Problem description
Copy out the entries below precisely; nothing is to be omitted.

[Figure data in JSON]
* * * * * * * * *

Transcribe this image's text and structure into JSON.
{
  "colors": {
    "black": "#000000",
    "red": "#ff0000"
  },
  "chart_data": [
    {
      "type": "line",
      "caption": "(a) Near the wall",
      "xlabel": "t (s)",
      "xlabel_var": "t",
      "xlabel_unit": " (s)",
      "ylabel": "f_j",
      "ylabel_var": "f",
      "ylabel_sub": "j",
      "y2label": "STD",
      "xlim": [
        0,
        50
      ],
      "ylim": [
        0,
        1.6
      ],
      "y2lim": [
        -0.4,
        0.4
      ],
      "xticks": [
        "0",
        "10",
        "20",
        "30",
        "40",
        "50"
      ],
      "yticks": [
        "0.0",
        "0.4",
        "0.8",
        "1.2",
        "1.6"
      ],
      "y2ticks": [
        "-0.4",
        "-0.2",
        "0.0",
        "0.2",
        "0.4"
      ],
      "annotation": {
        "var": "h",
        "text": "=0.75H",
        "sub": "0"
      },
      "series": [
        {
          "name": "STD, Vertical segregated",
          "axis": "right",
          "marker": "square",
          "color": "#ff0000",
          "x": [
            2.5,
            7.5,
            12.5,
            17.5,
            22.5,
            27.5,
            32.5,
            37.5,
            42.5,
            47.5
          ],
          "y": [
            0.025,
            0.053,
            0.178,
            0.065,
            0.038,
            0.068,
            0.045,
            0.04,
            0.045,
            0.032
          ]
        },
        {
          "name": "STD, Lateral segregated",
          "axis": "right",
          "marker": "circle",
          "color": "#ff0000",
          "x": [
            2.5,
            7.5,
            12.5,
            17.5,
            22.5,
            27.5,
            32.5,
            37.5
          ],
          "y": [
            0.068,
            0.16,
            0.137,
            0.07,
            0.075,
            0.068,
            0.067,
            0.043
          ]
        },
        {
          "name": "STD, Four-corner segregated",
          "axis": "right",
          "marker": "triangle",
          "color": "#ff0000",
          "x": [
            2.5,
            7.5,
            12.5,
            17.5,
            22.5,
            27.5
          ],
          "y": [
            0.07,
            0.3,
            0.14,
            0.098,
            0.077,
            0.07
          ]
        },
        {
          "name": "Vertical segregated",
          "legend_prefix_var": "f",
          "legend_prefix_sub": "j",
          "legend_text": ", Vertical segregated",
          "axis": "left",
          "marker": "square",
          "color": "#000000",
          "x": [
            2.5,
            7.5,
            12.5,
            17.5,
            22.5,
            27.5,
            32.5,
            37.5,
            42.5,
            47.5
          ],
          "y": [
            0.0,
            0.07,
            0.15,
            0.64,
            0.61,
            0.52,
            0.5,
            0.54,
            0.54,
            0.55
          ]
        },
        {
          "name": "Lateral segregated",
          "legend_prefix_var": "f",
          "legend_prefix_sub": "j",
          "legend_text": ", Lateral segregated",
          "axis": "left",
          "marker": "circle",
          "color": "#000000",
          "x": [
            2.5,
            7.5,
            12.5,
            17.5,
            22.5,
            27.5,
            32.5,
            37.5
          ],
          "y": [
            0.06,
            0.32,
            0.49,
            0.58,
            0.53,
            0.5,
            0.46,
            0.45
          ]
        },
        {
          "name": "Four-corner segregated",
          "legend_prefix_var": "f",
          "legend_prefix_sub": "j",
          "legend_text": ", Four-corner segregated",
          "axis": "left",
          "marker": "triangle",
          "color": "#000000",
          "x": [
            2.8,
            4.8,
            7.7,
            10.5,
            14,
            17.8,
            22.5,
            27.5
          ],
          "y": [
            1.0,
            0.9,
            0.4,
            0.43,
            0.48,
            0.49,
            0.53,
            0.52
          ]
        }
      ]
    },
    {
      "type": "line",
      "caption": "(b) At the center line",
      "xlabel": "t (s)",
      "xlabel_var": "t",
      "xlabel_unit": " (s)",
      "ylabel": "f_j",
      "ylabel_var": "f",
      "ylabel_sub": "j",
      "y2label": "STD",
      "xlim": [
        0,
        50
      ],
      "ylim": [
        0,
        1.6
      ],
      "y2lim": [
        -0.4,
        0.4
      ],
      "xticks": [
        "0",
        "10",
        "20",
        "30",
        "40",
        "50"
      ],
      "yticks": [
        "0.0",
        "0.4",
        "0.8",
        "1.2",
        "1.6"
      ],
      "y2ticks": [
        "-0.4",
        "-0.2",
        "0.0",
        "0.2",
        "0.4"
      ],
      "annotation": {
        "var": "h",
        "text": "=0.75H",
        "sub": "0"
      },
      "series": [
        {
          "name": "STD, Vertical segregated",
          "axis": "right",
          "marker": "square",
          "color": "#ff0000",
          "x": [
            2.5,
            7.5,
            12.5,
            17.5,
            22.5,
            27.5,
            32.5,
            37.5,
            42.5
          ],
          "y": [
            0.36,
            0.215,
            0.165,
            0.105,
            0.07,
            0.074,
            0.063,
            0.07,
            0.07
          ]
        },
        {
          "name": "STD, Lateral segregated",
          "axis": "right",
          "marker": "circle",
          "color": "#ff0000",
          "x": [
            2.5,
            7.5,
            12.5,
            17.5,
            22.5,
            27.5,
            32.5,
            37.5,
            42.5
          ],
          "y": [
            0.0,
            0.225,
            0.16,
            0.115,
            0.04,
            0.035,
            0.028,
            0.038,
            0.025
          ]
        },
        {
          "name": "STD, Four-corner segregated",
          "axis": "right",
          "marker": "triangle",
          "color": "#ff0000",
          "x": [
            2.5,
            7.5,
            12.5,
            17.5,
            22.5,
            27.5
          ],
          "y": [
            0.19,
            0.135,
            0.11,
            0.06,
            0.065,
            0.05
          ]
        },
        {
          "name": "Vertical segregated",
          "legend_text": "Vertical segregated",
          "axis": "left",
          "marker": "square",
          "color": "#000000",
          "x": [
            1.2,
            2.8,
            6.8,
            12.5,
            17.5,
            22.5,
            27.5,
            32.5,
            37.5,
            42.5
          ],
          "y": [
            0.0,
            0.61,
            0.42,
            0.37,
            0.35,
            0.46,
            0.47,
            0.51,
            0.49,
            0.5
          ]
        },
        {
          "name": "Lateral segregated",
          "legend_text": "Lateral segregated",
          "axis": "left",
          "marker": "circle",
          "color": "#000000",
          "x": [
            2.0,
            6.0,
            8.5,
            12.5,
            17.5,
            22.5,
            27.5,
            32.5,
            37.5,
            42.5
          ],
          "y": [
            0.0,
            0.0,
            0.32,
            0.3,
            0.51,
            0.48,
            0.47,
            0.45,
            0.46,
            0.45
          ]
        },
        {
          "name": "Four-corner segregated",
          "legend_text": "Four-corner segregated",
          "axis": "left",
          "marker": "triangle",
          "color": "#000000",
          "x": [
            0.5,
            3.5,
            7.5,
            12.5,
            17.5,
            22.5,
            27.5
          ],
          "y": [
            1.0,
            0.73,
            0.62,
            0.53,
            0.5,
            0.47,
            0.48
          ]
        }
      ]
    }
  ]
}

* * * * * * * * *

Reply
Transcribe this image's text and structure into JSON.
{
  "colors": {
    "black": "#000000",
    "red": "#ff0000"
  },
  "chart_data": [
    {
      "type": "line",
      "caption": "(a) Near the wall",
      "xlabel": "t (s)",
      "xlabel_var": "t",
      "xlabel_unit": " (s)",
      "ylabel": "f_j",
      "ylabel_var": "f",
      "ylabel_sub": "j",
      "y2label": "STD",
      "xlim": [
        0,
        50
      ],
      "ylim": [
        0,
        1.6
      ],
      "y2lim": [
        -0.4,
        0.4
      ],
      "xticks": [
        "0",
        "10",
        "20",
        "30",
        "40",
        "50"
      ],
      "yticks": [
        "0.0",
        "0.4",
        "0.8",
        "1.2",
        "1.6"
      ],
      "y2ticks": [
        "-0.4",
        "-0.2",
        "0.0",
        "0.2",
        "0.4"
      ],
      "annotation": {
        "var": "h",
        "text": "=0.75H",
        "sub": "0"
      },
      "series": [
        {
          "name": "STD, Vertical segregated",
          "axis": "right",
          "marker": "square",
          "color": "#ff0000",
          "x": [
            2.5,
            7.5,
            12.5,
            17.5,
            22.5,
            27.5,
            32.5,
            37.5,
            42.5,
            47.5
          ],
          "y": [
            0.025,
            0.053,
            0.178,
            0.065,
            0.038,
            0.068,
            0.045,
            0.04,
            0.045,
            0.032
          ]
        },
        {
          "name": "STD, Lateral segregated",
          "axis": "right",
          "marker": "circle",
          "color": "#ff0000",
          "x": [
            2.5,
            7.5,
            12.5,
            17.5,
            22.5,
            27.5,
            32.5,
            37.5
          ],
          "y": [
            0.068,
            0.16,
            0.137,
            0.07,
            0.075,
            0.068,
            0.067,
            0.043
          ]
        },
        {
          "name": "STD, Four-corner segregated",
          "axis": "right",
          "marker": "triangle",
          "color": "#ff0000",
          "x": [
            2.5,
            7.5,
            12.5,
            17.5,
            22.5,
            27.5
          ],
          "y": [
            0.07,
            0.3,
            0.14,
            0.098,
            0.077,
            0.07
          ]
        },
        {
          "name": "Vertical segregated",
          "legend_prefix_var": "f",
          "legend_prefix_sub": "j",
          "legend_text": ", Vertical segregated",
          "axis": "left",
          "marker": "square",
          "color": "#000000",
          "x": [
            2.5,
            7.5,
            12.5,
            17.5,
            22.5,
            27.5,
            32.5,
            37.5,
            42.5,
            47.5
          ],
          "y": [
            0.0,
            0.07,
            0.15,
            0.64,
            0.61,
            0.52,
            0.5,
            0.54,
            0.54,
            0.55
          ]
        },
        {
          "name": "Lateral segregated",
          "legend_prefix_var": "f",
          "legend_prefix_sub": "j",
          "legend_text": ", Lateral segregated",
          "axis": "left",
          "marker": "circle",
          "color": "#000000",
          "x": [
            2.5,
            7.5,
            12.5,
            17.5,
            22.5,
            27.5,
            32.5,
            37.5
          ],
          "y": [
            0.06,
            0.32,
            0.49,
            0.58,
            0.53,
            0.5,
            0.46,
            0.45
          ]
        },
        {
          "name": "Four-corner segregated",
          "legend_prefix_var": "f",
          "legend_prefix_sub": "j",
          "legend_text": ", Four-corner segregated",
          "axis": "left",
          "marker": "triangle",
          "color": "#000000",
          "x": [
            2.8,
            4.8,
            7.7,
            10.5,
            14,
            17.8,
            22.5,
            27.5
          ],
          "y": [
            1.0,
            0.9,
            0.4,
            0.43,
            0.48,
            0.49,
            0.53,
            0.52
          ]
        }
      ]
    },
    {
      "type": "line",
      "caption": "(b) At the center line",
      "xlabel": "t (s)",
      "xlabel_var": "t",
      "xlabel_unit": " (s)",
      "ylabel": "f_j",
      "ylabel_var": "f",
      "ylabel_sub": "j",
      "y2label": "STD",
      "xlim": [
        0,
        50
      ],
      "ylim": [
        0,
        1.6
      ],
      "y2lim": [
        -0.4,
        0.4
      ],
      "xticks": [
        "0",
        "10",
        "20",
        "30",
        "40",
        "50"
      ],
      "yticks": [
        "0.0",
        "0.4",
        "0.8",
        "1.2",
        "1.6"
      ],
      "y2ticks": [
        "-0.4",
        "-0.2",
        "0.0",
        "0.2",
        "0.4"
      ],
      "annotation": {
        "var": "h",
        "text": "=0.75H",
        "sub": "0"
      },
      "series": [
        {
          "name": "STD, Vertical segregated",
          "axis": "right",
          "marker": "square",
          "color": "#ff0000",
          "x": [
            2.5,
            7.5,
            12.5,
            17.5,
            22.5,
            27.5,
            32.5,
            37.5,
            42.5
          ],
          "y": [
            0.36,
            0.215,
            0.165,
            0.105,
            0.07,
            0.074,
            0.063,
            0.07,
            0.07
          ]
        },
        {
          "name": "STD, Lateral segregated",
          "axis": "right",
          "marker": "circle",
          "color": "#ff0000",
          "x": [
            2.5,
            7.5,
            12.5,
            17.5,
            22.5,
            27.5,
            32.5,
            37.5,
            42.5
          ],
          "y": [
            0.0,
            0.225,
            0.16,
            0.115,
            0.04,
            0.035,
            0.028,
            0.038,
            0.025
          ]
        },
        {
          "name": "STD, Four-corner segregated",
          "axis": "right",
          "marker": "triangle",
          "color": "#ff0000",
          "x": [
            2.5,
            7.5,
            12.5,
            17.5,
            22.5,
            27.5
          ],
          "y": [
            0.19,
            0.135,
            0.11,
            0.06,
            0.065,
            0.05
          ]
        },
        {
          "name": "Vertical segregated",
          "legend_text": "Vertical segregated",
          "axis": "left",
          "marker": "square",
          "color": "#000000",
          "x": [
            1.2,
            2.8,
            6.8,
            12.5,
            17.5,
            22.5,
            27.5,
            32.5,
            37.5,
            42.5
          ],
          "y": [
            0.0,
            0.61,
            0.42,
            0.37,
            0.35,
            0.46,
            0.47,
            0.51,
            0.49,
            0.5
          ]
        },
        {
          "name": "Lateral segregated",
          "legend_text": "Lateral segregated",
          "axis": "left",
          "marker": "circle",
          "color": "#000000",
          "x": [
            2.0,
            6.0,
            8.5,
            12.5,
            17.5,
            22.5,
            27.5,
            32.5,
            37.5,
            42.5
          ],
          "y": [
            0.0,
            0.0,
            0.32,
            0.3,
            0.51,
            0.48,
            0.47,
            0.45,
            0.46,
            0.45
          ]
        },
        {
          "name": "Four-corner segregated",
          "legend_text": "Four-corner segregated",
          "axis": "left",
          "marker": "triangle",
          "color": "#000000",
          "x": [
            0.5,
            3.5,
            7.5,
            12.5,
            17.5,
            22.5,
            27.5
          ],
          "y": [
            1.0,
            0.73,
            0.62,
            0.53,
            0.5,
            0.47,
            0.48
          ]
        }
      ]
    }
  ]
}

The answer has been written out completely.